- Dataset rows about figures
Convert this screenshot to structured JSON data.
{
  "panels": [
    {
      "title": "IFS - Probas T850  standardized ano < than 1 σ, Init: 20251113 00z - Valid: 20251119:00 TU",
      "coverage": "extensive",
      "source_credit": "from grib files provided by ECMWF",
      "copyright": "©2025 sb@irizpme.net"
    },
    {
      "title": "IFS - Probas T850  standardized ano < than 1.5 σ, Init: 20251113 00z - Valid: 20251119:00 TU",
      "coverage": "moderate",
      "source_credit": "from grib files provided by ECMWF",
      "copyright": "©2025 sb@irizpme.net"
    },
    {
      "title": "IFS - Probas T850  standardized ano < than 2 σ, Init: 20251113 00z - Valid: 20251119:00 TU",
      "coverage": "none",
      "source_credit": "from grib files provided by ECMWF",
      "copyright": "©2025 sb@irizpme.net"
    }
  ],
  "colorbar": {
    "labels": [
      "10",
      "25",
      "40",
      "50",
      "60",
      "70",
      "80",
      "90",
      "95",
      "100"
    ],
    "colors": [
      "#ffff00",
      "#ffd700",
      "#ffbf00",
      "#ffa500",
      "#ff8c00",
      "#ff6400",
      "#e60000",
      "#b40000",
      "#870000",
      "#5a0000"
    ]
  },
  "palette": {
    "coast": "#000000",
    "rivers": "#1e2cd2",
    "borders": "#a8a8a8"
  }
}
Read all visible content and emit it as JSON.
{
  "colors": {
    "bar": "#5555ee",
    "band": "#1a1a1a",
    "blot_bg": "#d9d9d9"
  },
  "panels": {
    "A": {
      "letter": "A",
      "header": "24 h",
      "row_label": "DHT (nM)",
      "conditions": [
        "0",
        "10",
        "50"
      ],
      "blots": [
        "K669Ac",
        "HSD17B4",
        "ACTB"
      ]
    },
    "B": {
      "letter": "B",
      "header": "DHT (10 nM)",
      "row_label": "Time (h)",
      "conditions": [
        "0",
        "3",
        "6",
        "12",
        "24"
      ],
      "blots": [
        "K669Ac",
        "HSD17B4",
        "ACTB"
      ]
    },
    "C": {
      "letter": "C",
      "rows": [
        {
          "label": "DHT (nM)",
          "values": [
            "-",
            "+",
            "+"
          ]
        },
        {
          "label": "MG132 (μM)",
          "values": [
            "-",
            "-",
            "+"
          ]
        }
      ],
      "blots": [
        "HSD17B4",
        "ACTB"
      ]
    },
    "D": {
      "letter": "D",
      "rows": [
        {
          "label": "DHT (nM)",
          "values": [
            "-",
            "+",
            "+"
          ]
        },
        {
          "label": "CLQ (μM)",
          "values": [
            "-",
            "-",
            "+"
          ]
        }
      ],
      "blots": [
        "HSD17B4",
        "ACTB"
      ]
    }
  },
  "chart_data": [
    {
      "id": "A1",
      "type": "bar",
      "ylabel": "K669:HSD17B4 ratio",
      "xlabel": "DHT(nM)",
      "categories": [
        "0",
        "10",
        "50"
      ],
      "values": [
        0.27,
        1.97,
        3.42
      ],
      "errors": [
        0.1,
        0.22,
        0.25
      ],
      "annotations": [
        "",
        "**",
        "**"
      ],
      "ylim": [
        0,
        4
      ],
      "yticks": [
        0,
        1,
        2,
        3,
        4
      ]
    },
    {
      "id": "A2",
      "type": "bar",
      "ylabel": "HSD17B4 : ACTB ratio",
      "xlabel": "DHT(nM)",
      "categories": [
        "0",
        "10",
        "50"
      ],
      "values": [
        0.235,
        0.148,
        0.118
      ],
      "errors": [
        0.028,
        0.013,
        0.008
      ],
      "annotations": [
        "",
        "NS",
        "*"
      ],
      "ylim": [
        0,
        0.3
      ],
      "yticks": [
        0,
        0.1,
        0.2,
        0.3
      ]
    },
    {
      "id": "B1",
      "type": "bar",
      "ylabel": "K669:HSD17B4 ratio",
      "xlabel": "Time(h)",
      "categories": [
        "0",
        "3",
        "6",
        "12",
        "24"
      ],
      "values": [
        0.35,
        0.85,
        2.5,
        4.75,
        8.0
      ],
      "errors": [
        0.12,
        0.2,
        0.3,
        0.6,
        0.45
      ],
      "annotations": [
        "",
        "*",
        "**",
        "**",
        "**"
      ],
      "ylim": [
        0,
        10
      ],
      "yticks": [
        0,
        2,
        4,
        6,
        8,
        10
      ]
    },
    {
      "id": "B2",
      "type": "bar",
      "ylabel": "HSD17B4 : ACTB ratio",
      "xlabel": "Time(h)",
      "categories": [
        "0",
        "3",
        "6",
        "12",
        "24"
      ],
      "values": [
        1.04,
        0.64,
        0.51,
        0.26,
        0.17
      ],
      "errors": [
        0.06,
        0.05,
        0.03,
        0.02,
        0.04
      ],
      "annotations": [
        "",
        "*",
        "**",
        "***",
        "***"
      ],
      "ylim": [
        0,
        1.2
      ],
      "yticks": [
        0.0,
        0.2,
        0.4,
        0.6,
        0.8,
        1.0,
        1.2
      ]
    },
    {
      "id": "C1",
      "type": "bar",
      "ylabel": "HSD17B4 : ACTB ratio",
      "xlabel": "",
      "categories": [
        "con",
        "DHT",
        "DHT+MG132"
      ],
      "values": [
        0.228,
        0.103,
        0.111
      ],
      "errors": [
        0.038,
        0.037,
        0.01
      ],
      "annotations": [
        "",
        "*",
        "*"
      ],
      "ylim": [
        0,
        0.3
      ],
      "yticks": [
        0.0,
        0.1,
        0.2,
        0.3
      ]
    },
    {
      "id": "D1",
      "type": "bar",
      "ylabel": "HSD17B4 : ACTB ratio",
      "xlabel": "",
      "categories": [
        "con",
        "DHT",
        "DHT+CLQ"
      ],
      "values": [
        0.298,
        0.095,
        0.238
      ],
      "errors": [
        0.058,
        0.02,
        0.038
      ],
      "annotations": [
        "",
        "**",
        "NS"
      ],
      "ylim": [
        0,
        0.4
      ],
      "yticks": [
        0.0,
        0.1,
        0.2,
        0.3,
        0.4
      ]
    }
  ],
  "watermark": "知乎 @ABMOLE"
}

- Request
Extract each line of the material exactly as it stands.

- Written reply
Convert this screenshot to structured JSON data.
{
  "panels": [
    {
      "title": "IFS - Probas T850  standardized ano < than 1 σ, Init: 20251113 00z - Valid: 20251119:00 TU",
      "coverage": "extensive",
      "source_credit": "from grib files provided by ECMWF",
      "copyright": "©2025 sb@irizpme.net"
    },
    {
      "title": "IFS - Probas T850  standardized ano < than 1.5 σ, Init: 20251113 00z - Valid: 20251119:00 TU",
      "coverage": "moderate",
      "source_credit": "from grib files provided by ECMWF",
      "copyright": "©2025 sb@irizpme.net"
    },
    {
      "title": "IFS - Probas T850  standardized ano < than 2 σ, Init: 20251113 00z - Valid: 20251119:00 TU",
      "coverage": "none",
      "source_credit": "from grib files provided by ECMWF",
      "copyright": "©2025 sb@irizpme.net"
    }
  ],
  "colorbar": {
    "labels": [
      "10",
      "25",
      "40",
      "50",
      "60",
      "70",
      "80",
      "90",
      "95",
      "100"
    ],
    "colors": [
      "#ffff00",
      "#ffd700",
      "#ffbf00",
      "#ffa500",
      "#ff8c00",
      "#ff6400",
      "#e60000",
      "#b40000",
      "#870000",
      "#5a0000"
    ]
  },
  "palette": {
    "coast": "#000000",
    "rivers": "#1e2cd2",
    "borders": "#a8a8a8"
  }
}
Read all visible content and emit it as JSON.
{
  "colors": {
    "bar": "#5555ee",
    "band": "#1a1a1a",
    "blot_bg": "#d9d9d9"
  },
  "panels": {
    "A": {
      "letter": "A",
      "header": "24 h",
      "row_label": "DHT (nM)",
      "conditions": [
        "0",
        "10",
        "50"
      ],
      "blots": [
        "K669Ac",
        "HSD17B4",
        "ACTB"
      ]
    },
    "B": {
      "letter": "B",
      "header": "DHT (10 nM)",
      "row_label": "Time (h)",
      "conditions": [
        "0",
        "3",
        "6",
        "12",
        "24"
      ],
      "blots": [
        "K669Ac",
        "HSD17B4",
        "ACTB"
      ]
    },
    "C": {
      "letter": "C",
      "rows": [
        {
          "label": "DHT (nM)",
          "values": [
            "-",
            "+",
            "+"
          ]
        },
        {
          "label": "MG132 (μM)",
          "values": [
            "-",
            "-",
            "+"
          ]
        }
      ],
      "blots": [
        "HSD17B4",
        "ACTB"
      ]
    },
    "D": {
      "letter": "D",
      "rows": [
        {
          "label": "DHT (nM)",
          "values": [
            "-",
            "+",
            "+"
          ]
        },
        {
          "label": "CLQ (μM)",
          "values": [
            "-",
            "-",
            "+"
          ]
        }
      ],
      "blots": [
        "HSD17B4",
        "ACTB"
      ]
    }
  },
  "chart_data": [
    {
      "id": "A1",
      "type": "bar",
      "ylabel": "K669:HSD17B4 ratio",
      "xlabel": "DHT(nM)",
      "categories": [
        "0",
        "10",
        "50"
      ],
      "values": [
        0.27,
        1.97,
        3.42
      ],
      "errors": [
        0.1,
        0.22,
        0.25
      ],
      "annotations": [
        "",
        "**",
        "**"
      ],
      "ylim": [
        0,
        4
      ],
      "yticks": [
        0,
        1,
        2,
        3,
        4
      ]
    },
    {
      "id": "A2",
      "type": "bar",
      "ylabel": "HSD17B4 : ACTB ratio",
      "xlabel": "DHT(nM)",
      "categories": [
        "0",
        "10",
        "50"
      ],
      "values": [
        0.235,
        0.148,
        0.118
      ],
      "errors": [
        0.028,
        0.013,
        0.008
      ],
      "annotations": [
        "",
        "NS",
        "*"
      ],
      "ylim": [
        0,
        0.3
      ],
      "yticks": [
        0,
        0.1,
        0.2,
        0.3
      ]
    },
    {
      "id": "B1",
      "type": "bar",
      "ylabel": "K669:HSD17B4 ratio",
      "xlabel": "Time(h)",
      "categories": [
        "0",
        "3",
        "6",
        "12",
        "24"
      ],
      "values": [
        0.35,
        0.85,
        2.5,
        4.75,
        8.0
      ],
      "errors": [
        0.12,
        0.2,
        0.3,
        0.6,
        0.45
      ],
      "annotations": [
        "",
        "*",
        "**",
        "**",
        "**"
      ],
      "ylim": [
        0,
        10
      ],
      "yticks": [
        0,
        2,
        4,
        6,
        8,
        10
      ]
    },
    {
      "id": "B2",
      "type": "bar",
      "ylabel": "HSD17B4 : ACTB ratio",
      "xlabel": "Time(h)",
      "categories": [
        "0",
        "3",
        "6",
        "12",
        "24"
      ],
      "values": [
        1.04,
        0.64,
        0.51,
        0.26,
        0.17
      ],
      "errors": [
        0.06,
        0.05,
        0.03,
        0.02,
        0.04
      ],
      "annotations": [
        "",
        "*",
        "**",
        "***",
        "***"
      ],
      "ylim": [
        0,
        1.2
      ],
      "yticks": [
        0.0,
        0.2,
        0.4,
        0.6,
        0.8,
        1.0,
        1.2
      ]
    },
    {
      "id": "C1",
      "type": "bar",
      "ylabel": "HSD17B4 : ACTB ratio",
      "xlabel": "",
      "categories": [
        "con",
        "DHT",
        "DHT+MG132"
      ],
      "values": [
        0.228,
        0.103,
        0.111
      ],
      "errors": [
        0.038,
        0.037,
        0.01
      ],
      "annotations": [
        "",
        "*",
        "*"
      ],
      "ylim": [
        0,
        0.3
      ],
      "yticks": [
        0.0,
        0.1,
        0.2,
        0.3
      ]
    },
    {
      "id": "D1",
      "type": "bar",
      "ylabel": "HSD17B4 : ACTB ratio",
      "xlabel": "",
      "categories": [
        "con",
        "DHT",
        "DHT+CLQ"
      ],
      "values": [
        0.298,
        0.095,
        0.238
      ],
      "errors": [
        0.058,
        0.02,
        0.038
      ],
      "annotations": [
        "",
        "**",
        "NS"
      ],
      "ylim": [
        0,
        0.4
      ],
      "yticks": [
        0.0,
        0.1,
        0.2,
        0.3,
        0.4
      ]
    }
  ],
  "watermark": "知乎 @ABMOLE"
}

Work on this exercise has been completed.